The problem —
Gather the lines that hold the string "lower".

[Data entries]
+===+
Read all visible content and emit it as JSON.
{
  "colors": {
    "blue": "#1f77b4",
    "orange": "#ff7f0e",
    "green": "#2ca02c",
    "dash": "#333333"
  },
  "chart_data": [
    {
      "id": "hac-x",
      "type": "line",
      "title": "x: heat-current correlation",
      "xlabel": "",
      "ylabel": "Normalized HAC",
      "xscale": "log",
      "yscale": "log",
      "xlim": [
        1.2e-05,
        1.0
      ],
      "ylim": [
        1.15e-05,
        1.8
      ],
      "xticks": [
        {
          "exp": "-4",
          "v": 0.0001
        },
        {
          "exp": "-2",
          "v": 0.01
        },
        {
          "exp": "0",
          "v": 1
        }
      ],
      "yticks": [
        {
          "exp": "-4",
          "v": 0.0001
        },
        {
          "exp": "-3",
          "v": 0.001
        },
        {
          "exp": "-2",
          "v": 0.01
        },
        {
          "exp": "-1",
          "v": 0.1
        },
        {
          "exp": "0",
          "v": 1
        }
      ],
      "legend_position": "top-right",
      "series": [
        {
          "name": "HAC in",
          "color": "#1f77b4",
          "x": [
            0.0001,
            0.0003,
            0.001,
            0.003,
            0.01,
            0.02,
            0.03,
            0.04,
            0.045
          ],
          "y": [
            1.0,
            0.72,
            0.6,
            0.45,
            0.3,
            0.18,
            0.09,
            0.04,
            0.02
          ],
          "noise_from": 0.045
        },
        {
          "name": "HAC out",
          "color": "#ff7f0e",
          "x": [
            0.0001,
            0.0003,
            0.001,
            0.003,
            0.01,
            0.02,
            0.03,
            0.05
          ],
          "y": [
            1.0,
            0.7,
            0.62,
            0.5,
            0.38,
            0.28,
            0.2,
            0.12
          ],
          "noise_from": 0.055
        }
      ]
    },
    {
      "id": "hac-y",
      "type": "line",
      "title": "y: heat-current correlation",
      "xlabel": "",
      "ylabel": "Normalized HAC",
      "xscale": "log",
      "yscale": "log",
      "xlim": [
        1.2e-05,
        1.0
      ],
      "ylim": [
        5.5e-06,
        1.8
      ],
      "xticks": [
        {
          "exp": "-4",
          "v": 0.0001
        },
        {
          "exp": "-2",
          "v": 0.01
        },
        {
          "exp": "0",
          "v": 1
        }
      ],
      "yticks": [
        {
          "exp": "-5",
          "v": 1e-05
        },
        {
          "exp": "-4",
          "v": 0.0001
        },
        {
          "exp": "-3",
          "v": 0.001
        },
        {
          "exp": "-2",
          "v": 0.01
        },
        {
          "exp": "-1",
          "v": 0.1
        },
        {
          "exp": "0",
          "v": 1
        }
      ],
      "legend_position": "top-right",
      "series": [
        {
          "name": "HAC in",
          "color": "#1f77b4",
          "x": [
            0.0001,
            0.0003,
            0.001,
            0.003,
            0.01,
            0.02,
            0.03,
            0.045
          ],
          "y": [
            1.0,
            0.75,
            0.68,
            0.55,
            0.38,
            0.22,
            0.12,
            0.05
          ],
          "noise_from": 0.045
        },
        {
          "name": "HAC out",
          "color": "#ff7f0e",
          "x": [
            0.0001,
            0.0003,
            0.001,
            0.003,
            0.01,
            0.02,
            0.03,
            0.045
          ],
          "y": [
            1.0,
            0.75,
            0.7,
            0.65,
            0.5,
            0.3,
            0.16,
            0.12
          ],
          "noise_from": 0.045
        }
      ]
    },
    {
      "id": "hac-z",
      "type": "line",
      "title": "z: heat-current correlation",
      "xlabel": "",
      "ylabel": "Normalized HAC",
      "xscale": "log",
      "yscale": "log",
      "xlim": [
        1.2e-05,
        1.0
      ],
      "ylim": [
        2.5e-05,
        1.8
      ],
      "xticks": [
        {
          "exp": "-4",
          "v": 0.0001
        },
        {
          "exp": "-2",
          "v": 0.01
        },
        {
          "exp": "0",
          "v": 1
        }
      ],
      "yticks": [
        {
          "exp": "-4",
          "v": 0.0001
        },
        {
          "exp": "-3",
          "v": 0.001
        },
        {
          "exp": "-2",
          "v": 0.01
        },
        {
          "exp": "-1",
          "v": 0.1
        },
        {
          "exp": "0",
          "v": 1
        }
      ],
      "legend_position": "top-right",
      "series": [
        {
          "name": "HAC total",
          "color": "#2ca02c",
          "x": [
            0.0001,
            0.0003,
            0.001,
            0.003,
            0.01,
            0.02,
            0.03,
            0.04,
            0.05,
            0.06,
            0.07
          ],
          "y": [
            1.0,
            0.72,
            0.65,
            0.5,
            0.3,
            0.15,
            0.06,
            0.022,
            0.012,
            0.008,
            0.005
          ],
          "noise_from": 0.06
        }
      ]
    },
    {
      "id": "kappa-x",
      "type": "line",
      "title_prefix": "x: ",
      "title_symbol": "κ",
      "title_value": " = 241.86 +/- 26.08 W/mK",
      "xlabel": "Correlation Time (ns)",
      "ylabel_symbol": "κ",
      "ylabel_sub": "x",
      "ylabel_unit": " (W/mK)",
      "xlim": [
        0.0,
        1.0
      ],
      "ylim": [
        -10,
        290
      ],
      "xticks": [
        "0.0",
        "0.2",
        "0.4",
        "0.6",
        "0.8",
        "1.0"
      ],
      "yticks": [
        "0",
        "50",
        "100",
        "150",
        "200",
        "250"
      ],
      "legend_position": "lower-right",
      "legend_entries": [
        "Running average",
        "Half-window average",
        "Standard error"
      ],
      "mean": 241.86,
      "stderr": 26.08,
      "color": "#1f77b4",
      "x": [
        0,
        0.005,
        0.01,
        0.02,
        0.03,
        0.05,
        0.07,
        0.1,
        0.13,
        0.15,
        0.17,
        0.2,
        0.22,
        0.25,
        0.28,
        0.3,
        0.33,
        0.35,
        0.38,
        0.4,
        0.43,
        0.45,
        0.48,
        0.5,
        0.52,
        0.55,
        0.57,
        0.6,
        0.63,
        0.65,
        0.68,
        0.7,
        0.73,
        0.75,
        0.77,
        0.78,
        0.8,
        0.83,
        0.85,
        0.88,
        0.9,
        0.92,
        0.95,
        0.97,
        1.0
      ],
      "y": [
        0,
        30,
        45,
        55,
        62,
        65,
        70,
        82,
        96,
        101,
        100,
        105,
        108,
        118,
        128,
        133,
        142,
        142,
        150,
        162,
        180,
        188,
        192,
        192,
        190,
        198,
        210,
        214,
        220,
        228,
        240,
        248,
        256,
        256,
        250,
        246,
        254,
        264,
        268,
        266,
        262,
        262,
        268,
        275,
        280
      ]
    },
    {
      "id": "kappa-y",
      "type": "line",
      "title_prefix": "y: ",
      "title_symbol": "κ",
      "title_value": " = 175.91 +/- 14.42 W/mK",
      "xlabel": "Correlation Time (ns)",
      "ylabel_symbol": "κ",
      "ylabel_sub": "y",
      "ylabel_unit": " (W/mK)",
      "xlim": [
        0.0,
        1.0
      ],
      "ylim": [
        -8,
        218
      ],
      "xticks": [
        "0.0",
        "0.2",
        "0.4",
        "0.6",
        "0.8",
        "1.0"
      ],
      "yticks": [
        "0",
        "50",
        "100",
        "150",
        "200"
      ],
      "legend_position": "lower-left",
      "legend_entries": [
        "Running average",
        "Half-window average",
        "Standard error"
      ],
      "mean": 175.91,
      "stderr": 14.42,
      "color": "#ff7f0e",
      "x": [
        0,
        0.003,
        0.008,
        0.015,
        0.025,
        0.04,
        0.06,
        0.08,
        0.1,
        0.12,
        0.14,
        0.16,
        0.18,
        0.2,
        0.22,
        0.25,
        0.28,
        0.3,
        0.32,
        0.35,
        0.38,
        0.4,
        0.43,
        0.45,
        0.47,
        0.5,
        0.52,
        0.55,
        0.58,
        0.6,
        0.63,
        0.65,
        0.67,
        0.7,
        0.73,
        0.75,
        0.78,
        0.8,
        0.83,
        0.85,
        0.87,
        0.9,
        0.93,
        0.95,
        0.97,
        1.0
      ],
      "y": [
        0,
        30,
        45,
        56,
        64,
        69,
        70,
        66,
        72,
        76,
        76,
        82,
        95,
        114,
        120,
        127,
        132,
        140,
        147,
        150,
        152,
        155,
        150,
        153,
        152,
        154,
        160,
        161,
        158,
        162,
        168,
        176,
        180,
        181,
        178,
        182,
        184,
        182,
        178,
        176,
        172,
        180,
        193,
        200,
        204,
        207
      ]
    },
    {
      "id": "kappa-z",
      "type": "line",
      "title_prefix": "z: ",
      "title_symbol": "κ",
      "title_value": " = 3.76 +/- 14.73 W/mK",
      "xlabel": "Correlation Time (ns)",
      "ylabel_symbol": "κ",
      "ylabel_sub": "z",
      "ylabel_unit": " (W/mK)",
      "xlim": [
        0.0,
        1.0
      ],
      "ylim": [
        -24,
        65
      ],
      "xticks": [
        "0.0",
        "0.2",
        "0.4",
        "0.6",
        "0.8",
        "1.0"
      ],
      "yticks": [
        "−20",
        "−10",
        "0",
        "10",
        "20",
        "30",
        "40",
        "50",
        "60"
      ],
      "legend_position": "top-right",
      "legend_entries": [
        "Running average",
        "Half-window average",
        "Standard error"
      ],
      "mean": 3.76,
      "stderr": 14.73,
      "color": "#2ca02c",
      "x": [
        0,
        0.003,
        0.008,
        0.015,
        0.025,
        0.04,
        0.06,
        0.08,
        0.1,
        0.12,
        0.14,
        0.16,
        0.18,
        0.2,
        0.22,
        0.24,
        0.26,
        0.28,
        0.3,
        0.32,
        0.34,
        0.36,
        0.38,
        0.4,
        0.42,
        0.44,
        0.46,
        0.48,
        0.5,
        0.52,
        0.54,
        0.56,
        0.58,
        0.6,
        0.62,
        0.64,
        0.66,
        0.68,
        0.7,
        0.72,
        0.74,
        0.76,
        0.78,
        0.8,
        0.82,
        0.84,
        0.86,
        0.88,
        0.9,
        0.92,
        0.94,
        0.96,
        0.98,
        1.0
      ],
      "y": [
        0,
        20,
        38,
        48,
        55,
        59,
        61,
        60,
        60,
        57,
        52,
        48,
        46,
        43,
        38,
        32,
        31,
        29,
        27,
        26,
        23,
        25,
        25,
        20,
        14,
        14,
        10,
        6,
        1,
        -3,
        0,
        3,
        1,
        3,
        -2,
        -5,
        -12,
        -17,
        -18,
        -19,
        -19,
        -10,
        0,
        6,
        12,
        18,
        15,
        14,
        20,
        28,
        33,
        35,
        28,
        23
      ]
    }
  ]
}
+===+
Final result —
      "legend_position": "lower-right",
      "legend_position": "lower-left",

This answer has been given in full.